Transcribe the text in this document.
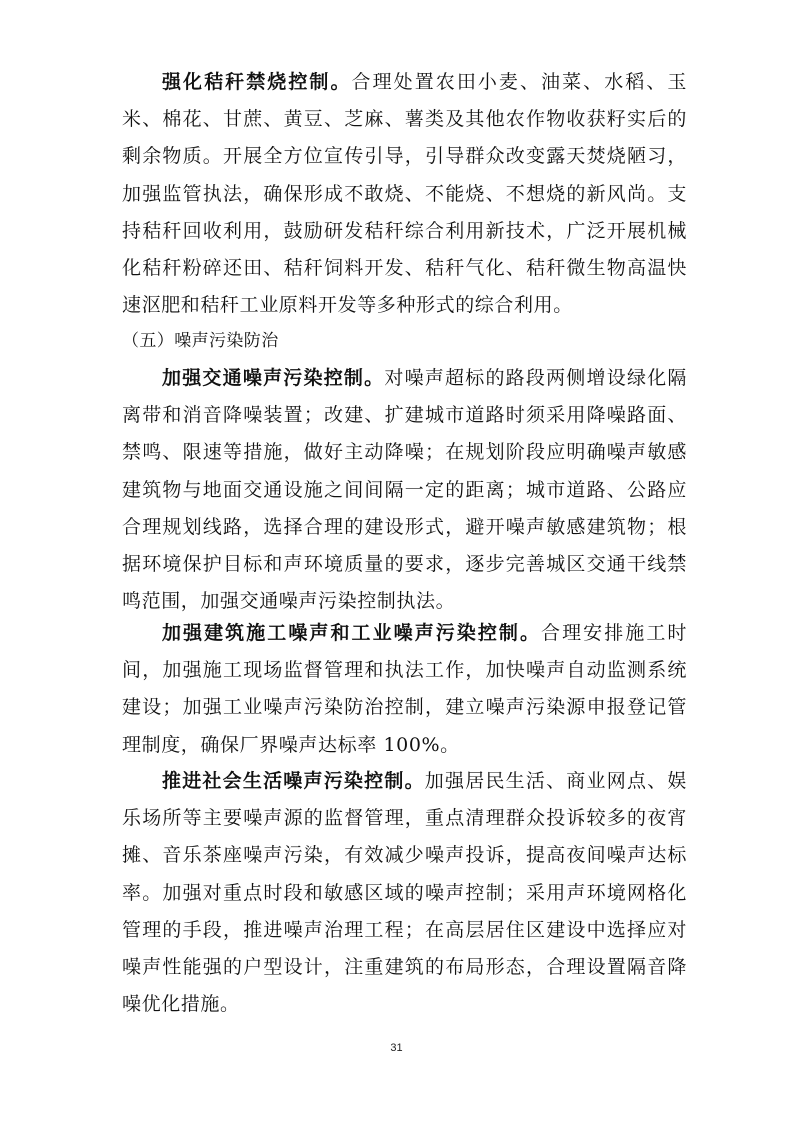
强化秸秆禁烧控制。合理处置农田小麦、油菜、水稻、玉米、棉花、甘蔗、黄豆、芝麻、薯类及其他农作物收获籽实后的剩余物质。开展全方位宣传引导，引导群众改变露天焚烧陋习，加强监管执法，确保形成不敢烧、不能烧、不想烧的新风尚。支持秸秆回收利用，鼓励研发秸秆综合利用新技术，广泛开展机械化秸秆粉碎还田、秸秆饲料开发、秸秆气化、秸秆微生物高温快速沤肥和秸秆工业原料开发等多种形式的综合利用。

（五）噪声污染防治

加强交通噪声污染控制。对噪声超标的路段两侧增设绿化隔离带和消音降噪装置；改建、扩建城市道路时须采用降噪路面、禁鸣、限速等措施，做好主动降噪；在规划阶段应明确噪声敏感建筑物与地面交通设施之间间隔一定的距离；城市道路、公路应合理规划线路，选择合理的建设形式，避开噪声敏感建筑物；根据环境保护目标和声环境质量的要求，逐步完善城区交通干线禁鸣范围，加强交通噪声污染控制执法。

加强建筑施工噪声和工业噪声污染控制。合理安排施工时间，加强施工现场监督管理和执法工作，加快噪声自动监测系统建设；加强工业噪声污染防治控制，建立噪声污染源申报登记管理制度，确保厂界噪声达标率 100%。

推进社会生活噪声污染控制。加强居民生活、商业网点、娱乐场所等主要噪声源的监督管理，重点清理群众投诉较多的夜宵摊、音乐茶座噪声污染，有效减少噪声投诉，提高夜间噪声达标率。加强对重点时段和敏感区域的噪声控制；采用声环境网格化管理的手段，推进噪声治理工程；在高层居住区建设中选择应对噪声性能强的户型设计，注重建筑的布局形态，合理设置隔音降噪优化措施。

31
---
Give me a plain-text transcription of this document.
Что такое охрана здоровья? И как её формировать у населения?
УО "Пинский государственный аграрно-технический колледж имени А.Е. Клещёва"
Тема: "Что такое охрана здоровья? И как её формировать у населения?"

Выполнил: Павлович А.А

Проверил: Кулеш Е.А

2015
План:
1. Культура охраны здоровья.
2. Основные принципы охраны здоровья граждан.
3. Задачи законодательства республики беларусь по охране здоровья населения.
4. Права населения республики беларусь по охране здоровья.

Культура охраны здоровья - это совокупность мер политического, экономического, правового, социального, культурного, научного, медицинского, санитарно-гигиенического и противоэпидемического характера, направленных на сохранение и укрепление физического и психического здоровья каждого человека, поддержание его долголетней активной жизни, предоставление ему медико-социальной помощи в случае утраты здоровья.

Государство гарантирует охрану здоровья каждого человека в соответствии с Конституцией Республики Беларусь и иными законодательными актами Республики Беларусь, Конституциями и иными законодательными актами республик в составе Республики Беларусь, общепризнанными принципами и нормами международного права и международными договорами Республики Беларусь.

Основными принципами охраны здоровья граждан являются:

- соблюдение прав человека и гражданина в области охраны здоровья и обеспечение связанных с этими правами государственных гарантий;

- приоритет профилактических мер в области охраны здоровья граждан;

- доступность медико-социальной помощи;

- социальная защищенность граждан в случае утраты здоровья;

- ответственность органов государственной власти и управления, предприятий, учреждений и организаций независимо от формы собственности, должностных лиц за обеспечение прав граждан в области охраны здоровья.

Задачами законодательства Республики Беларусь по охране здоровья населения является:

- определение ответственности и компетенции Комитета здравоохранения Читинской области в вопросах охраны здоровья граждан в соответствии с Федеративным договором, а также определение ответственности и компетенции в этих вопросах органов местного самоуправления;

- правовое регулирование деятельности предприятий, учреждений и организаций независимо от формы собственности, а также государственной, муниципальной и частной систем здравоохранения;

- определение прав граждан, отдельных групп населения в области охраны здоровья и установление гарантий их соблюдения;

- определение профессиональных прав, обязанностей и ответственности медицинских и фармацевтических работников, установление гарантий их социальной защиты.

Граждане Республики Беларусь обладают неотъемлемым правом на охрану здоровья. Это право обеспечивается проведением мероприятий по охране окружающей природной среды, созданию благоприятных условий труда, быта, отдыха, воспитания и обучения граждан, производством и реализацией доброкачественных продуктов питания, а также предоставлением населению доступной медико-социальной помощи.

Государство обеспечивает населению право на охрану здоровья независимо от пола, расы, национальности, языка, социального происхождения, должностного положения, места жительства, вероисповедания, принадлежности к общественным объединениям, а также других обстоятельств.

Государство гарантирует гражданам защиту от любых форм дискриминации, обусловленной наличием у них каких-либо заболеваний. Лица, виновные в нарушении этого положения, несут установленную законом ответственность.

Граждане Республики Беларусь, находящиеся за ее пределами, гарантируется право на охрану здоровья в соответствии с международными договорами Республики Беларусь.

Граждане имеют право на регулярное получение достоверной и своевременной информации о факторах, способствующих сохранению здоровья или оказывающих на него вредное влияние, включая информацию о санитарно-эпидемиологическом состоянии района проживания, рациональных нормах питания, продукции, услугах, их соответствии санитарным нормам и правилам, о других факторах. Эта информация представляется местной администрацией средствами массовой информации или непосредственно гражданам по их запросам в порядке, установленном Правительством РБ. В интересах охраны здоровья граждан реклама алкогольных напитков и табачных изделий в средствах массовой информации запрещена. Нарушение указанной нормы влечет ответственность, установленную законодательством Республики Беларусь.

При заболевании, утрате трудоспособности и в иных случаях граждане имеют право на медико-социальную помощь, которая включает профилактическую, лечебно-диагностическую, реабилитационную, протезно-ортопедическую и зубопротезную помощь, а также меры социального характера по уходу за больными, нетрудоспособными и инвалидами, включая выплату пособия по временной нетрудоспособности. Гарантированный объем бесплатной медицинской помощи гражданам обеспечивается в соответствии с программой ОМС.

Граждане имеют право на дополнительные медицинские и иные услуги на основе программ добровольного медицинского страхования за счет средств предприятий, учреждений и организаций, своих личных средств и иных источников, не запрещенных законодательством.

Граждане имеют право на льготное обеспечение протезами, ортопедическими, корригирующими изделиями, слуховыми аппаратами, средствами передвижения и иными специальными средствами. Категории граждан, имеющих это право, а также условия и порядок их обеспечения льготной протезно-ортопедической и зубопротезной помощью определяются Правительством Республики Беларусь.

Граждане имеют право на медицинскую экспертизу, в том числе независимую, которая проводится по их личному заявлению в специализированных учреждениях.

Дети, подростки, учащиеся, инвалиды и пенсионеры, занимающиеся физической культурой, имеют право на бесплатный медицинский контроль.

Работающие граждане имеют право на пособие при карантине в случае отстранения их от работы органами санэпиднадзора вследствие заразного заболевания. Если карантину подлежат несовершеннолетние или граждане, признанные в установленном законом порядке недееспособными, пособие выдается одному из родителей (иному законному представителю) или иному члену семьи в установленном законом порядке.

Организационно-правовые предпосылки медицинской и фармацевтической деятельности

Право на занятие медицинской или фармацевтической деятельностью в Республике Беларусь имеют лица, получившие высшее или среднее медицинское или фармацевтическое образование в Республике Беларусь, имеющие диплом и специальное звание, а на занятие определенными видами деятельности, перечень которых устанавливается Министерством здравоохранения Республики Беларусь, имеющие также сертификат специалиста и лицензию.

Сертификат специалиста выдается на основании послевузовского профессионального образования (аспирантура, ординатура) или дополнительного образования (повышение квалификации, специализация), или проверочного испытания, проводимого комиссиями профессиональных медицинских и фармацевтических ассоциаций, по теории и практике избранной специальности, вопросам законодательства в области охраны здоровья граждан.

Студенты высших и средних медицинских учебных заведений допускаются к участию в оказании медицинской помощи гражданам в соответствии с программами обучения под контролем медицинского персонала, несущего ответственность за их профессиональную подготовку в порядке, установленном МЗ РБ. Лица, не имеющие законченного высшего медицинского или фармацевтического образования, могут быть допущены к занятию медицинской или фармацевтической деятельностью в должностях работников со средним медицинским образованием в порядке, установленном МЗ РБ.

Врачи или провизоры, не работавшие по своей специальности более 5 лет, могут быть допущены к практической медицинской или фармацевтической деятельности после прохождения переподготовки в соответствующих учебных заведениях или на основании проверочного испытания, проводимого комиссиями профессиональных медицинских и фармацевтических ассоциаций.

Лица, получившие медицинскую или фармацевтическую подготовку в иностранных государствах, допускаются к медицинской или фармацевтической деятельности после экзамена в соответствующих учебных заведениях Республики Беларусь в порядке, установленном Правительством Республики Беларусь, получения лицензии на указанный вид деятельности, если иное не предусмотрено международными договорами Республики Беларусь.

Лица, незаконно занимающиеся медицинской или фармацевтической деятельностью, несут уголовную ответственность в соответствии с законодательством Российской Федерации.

What is being asked: Each line that contains the string "иных" counts once; report how many such lines the entries have, giving only the number.

Answer for this exercise: 2